**Exercise:** Only the lines from the one containing "Type out the text in this image." through the end of the entries should be returned, exactly as they are, with the pictures omitted.

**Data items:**
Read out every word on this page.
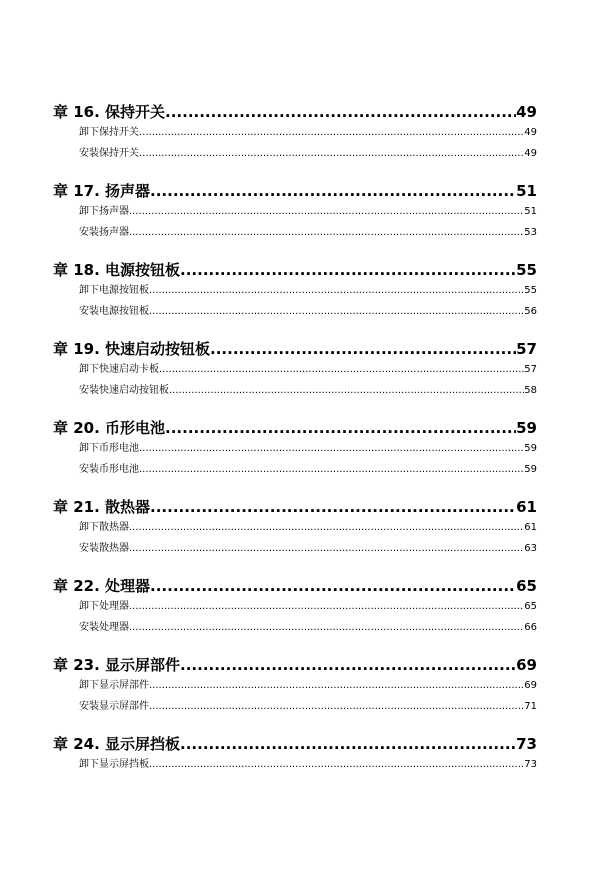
章 16. 保持开关 .....	49
卸下保持开关 .....	49
安装保持开关 .....	49
章 17. 扬声器 .....	51
卸下扬声器 .....	51
安装扬声器 .....	53
章 18. 电源按钮板 .....	55
卸下电源按钮板 .....	55
安装电源按钮板 .....	56
章 19. 快速启动按钮板 .....	57
卸下快速启动卡板 .....	57
安装快速启动按钮板 .....	58
章 20. 币形电池 .....	59
卸下币形电池 .....	59
安装币形电池 .....	59
章 21. 散热器 .....	61
卸下散热器 .....	61
安装散热器 .....	63
章 22. 处理器 .....	65
卸下处理器 .....	65
安装处理器 .....	66
章 23. 显示屏部件 .....	69
卸下显示屏部件 .....	69
安装显示屏部件 .....	71
章 24. 显示屏挡板 .....	73
卸下显示屏挡板 .....	73
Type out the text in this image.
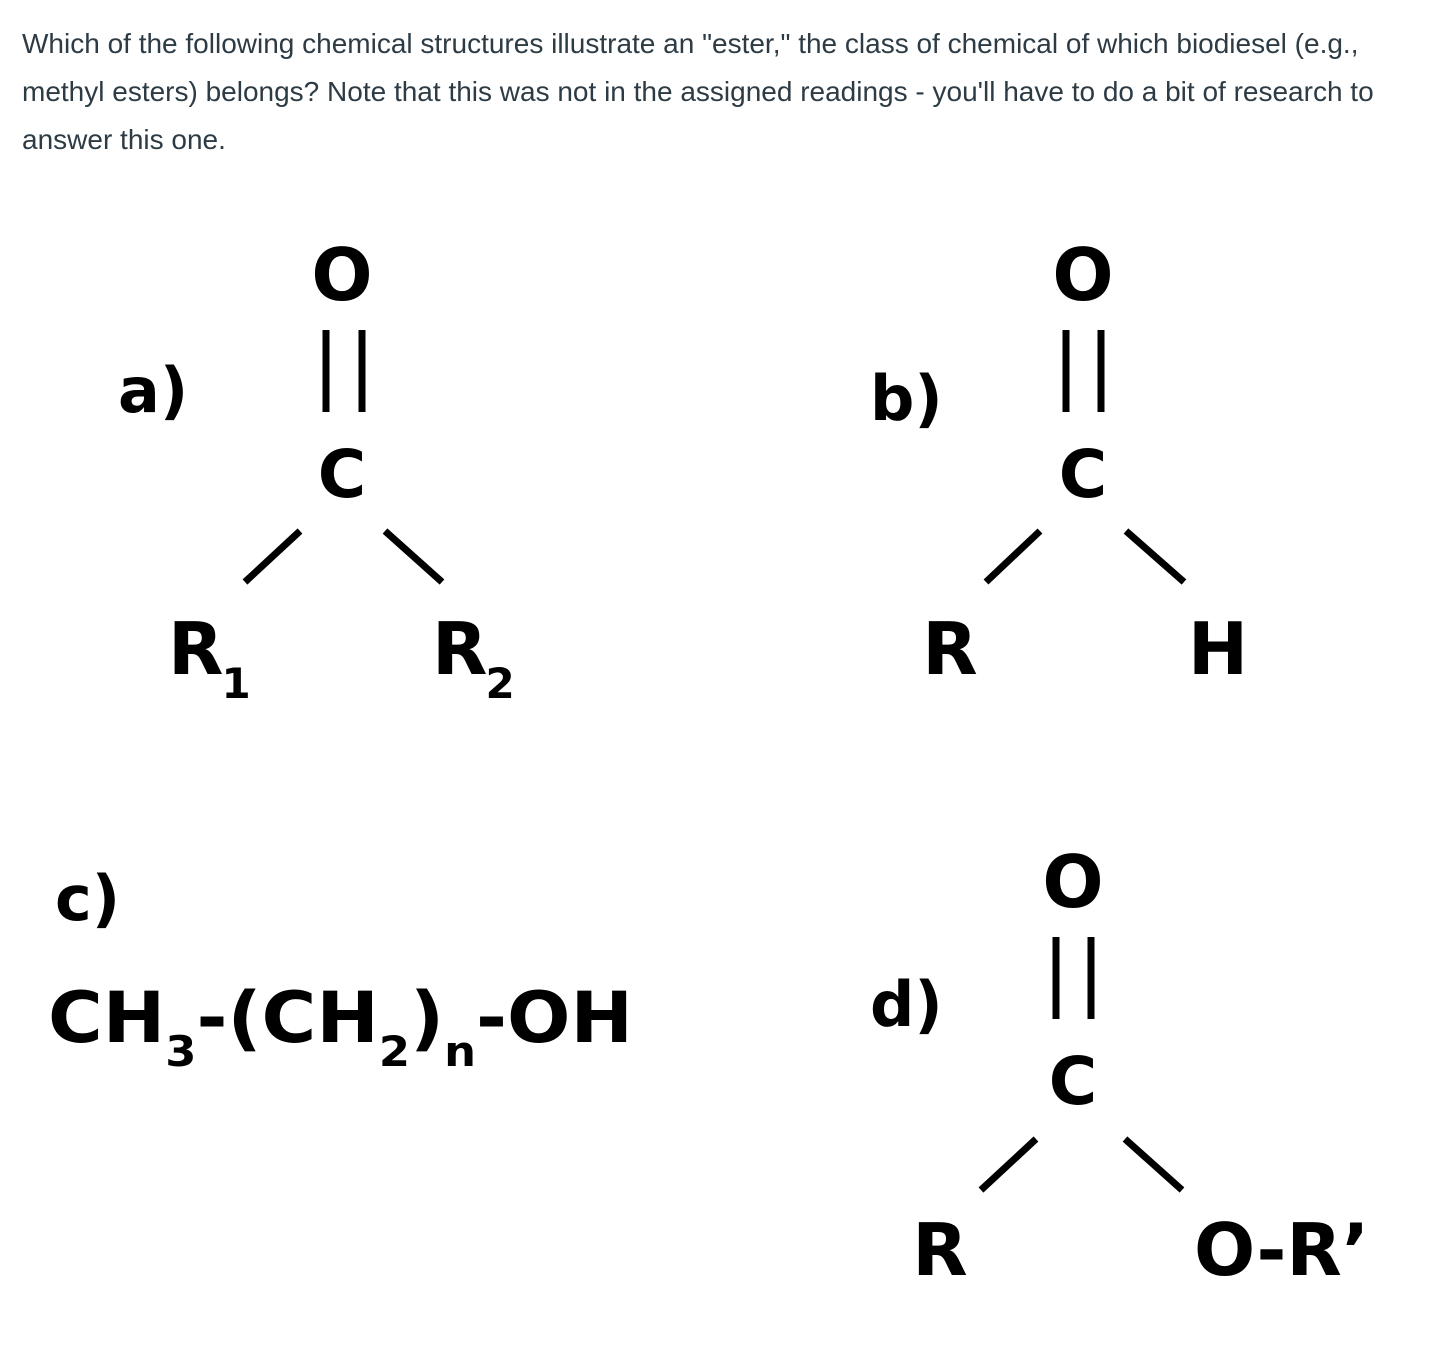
Which of the following chemical structures illustrate an "ester," the class of chemical of which biodiesel (e.g., methyl esters) belongs? Note that this was not in the assigned readings - you'll have to do a bit of research to answer this one.

a)
O
C
R1	R2
b)
O
C
R	H
c)
CH $_3$-(CH $_2)_n-OH$	d)
O
C
R	O-R’
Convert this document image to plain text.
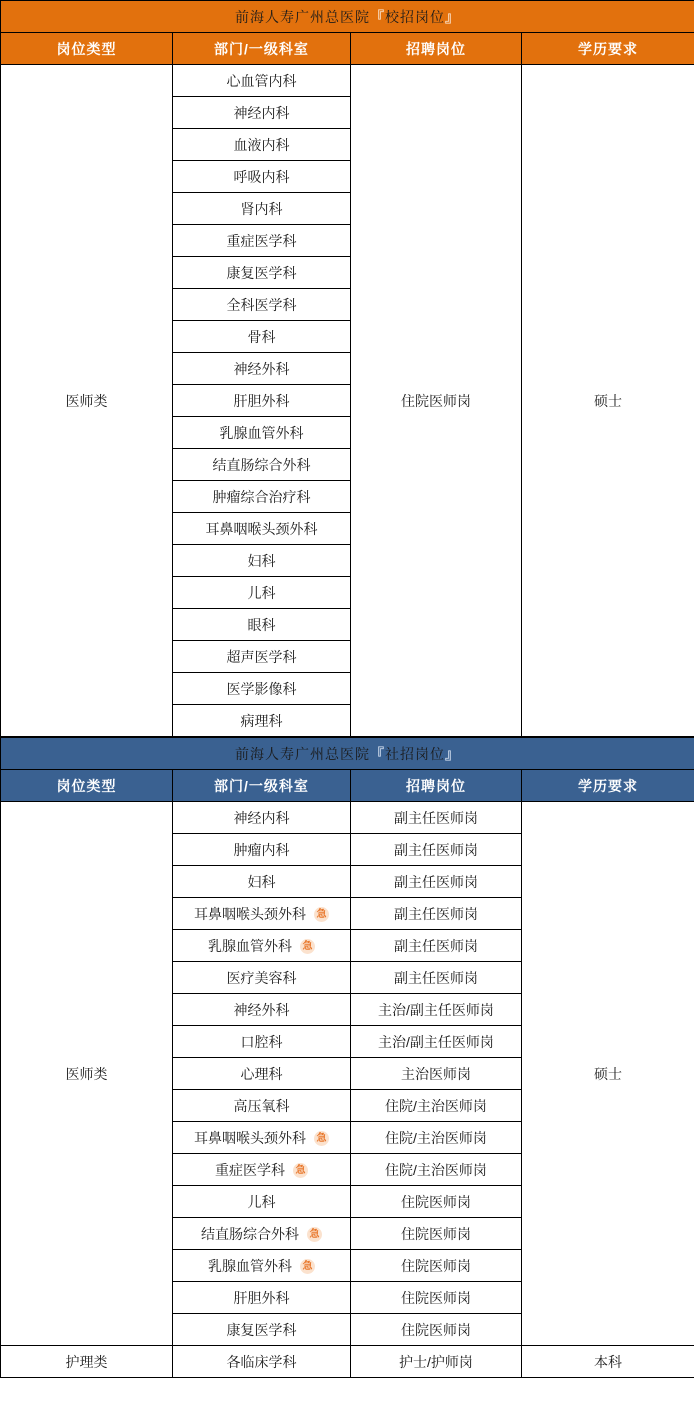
前海人寿广州总医院『校招岗位』			
岗位类型	部门/一级科室	招聘岗位	学历要求
医师类	心血管内科	住院医师岗	硕士
	神经内科		
	血液内科		
	呼吸内科		
	肾内科		
	重症医学科		
	康复医学科		
	全科医学科		
	骨科		
	神经外科		
	肝胆外科		
	乳腺血管外科		
	结直肠综合外科		
	肿瘤综合治疗科		
	耳鼻咽喉头颈外科		
	妇科		
	儿科		
	眼科		
	超声医学科		
	医学影像科		
	病理科		
前海人寿广州总医院『社招岗位』			
岗位类型	部门/一级科室	招聘岗位	学历要求
医师类	神经内科	副主任医师岗	硕士
	肿瘤内科	副主任医师岗	
	妇科	副主任医师岗	
	耳鼻咽喉头颈外科 急	副主任医师岗	
	乳腺血管外科 急	副主任医师岗	
	医疗美容科	副主任医师岗	
	神经外科	主治/副主任医师岗	
	口腔科	主治/副主任医师岗	
	心理科	主治医师岗	
	高压氧科	住院/主治医师岗	
	耳鼻咽喉头颈外科 急	住院/主治医师岗	
	重症医学科 急	住院/主治医师岗	
	儿科	住院医师岗	
	结直肠综合外科 急	住院医师岗	
	乳腺血管外科 急	住院医师岗	
	肝胆外科	住院医师岗	
	康复医学科	住院医师岗	
护理类	各临床学科	护士/护师岗	本科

**Right answer:**
Type out the text in this image.
Which of the following chemical structures illustrate an "ester," the class of chemical of which biodiesel (e.g., methyl esters) belongs? Note that this was not in the assigned readings - you'll have to do a bit of research to answer this one.

a)
O
C
R1	R2
b)
O
C
R	H
c)
CH $_3$-(CH $_2)_n-OH$	d)
O
C
R	O-R’
Convert this document image to plain text.
前海人寿广州总医院『校招岗位』			
岗位类型	部门/一级科室	招聘岗位	学历要求
医师类	心血管内科	住院医师岗	硕士
	神经内科		
	血液内科		
	呼吸内科		
	肾内科		
	重症医学科		
	康复医学科		
	全科医学科		
	骨科		
	神经外科		
	肝胆外科		
	乳腺血管外科		
	结直肠综合外科		
	肿瘤综合治疗科		
	耳鼻咽喉头颈外科		
	妇科		
	儿科		
	眼科		
	超声医学科		
	医学影像科		
	病理科		
前海人寿广州总医院『社招岗位』			
岗位类型	部门/一级科室	招聘岗位	学历要求
医师类	神经内科	副主任医师岗	硕士
	肿瘤内科	副主任医师岗	
	妇科	副主任医师岗	
	耳鼻咽喉头颈外科 急	副主任医师岗	
	乳腺血管外科 急	副主任医师岗	
	医疗美容科	副主任医师岗	
	神经外科	主治/副主任医师岗	
	口腔科	主治/副主任医师岗	
	心理科	主治医师岗	
	高压氧科	住院/主治医师岗	
	耳鼻咽喉头颈外科 急	住院/主治医师岗	
	重症医学科 急	住院/主治医师岗	
	儿科	住院医师岗	
	结直肠综合外科 急	住院医师岗	
	乳腺血管外科 急	住院医师岗	
	肝胆外科	住院医师岗	
	康复医学科	住院医师岗	
护理类	各临床学科	护士/护师岗	本科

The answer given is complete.